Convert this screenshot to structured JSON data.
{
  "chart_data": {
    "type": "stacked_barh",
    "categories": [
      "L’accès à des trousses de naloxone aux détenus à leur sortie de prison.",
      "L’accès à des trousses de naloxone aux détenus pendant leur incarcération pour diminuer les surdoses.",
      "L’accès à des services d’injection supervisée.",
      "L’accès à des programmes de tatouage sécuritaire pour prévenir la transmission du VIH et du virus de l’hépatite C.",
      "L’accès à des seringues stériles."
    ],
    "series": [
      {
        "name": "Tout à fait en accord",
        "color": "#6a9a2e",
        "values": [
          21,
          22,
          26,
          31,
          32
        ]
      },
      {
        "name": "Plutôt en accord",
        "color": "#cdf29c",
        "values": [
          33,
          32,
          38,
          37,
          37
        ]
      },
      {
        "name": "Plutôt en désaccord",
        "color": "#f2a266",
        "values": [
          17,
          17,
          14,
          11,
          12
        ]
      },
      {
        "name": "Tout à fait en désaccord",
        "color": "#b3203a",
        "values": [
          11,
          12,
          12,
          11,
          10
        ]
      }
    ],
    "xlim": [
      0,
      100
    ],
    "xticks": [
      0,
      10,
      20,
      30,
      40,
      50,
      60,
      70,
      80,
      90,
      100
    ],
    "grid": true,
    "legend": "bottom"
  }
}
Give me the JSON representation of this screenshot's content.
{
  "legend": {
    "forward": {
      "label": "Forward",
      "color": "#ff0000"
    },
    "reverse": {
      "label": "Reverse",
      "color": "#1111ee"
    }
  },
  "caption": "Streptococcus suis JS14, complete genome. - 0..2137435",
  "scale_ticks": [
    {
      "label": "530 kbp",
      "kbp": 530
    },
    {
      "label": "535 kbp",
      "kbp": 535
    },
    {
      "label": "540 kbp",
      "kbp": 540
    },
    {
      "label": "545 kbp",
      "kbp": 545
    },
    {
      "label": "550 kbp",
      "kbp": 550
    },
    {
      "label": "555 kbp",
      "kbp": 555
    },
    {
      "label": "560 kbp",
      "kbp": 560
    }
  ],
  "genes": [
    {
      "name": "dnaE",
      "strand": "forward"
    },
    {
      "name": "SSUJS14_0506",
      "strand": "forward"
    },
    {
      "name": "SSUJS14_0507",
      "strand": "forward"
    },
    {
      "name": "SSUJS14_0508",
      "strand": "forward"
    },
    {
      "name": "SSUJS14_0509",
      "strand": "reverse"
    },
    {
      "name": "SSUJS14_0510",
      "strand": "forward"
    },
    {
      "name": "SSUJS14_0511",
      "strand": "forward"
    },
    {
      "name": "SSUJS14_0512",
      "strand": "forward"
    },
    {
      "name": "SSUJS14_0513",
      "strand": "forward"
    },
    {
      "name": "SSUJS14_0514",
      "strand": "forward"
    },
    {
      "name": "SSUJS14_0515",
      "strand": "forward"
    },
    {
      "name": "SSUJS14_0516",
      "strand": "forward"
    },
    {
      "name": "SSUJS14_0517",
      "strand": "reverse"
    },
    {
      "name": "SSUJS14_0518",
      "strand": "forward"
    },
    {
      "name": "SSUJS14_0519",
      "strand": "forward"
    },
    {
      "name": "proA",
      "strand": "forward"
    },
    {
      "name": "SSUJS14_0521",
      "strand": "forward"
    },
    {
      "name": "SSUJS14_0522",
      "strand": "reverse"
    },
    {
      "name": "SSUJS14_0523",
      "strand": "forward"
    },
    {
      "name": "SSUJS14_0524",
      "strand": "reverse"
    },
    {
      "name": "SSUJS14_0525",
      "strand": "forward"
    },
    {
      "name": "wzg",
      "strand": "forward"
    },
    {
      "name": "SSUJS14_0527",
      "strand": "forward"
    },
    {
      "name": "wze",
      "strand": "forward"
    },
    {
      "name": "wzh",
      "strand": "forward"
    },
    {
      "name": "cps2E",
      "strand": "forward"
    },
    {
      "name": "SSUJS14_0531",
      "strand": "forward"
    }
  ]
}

_Task brief_
Filter these records, keeping every line where the word "naloxone" occurs.

_Result of this exercise_
      "L’accès à des trousses de naloxone aux détenus à leur sortie de prison.",
      "L’accès à des trousses de naloxone aux détenus pendant leur incarcération pour diminuer les surdoses.",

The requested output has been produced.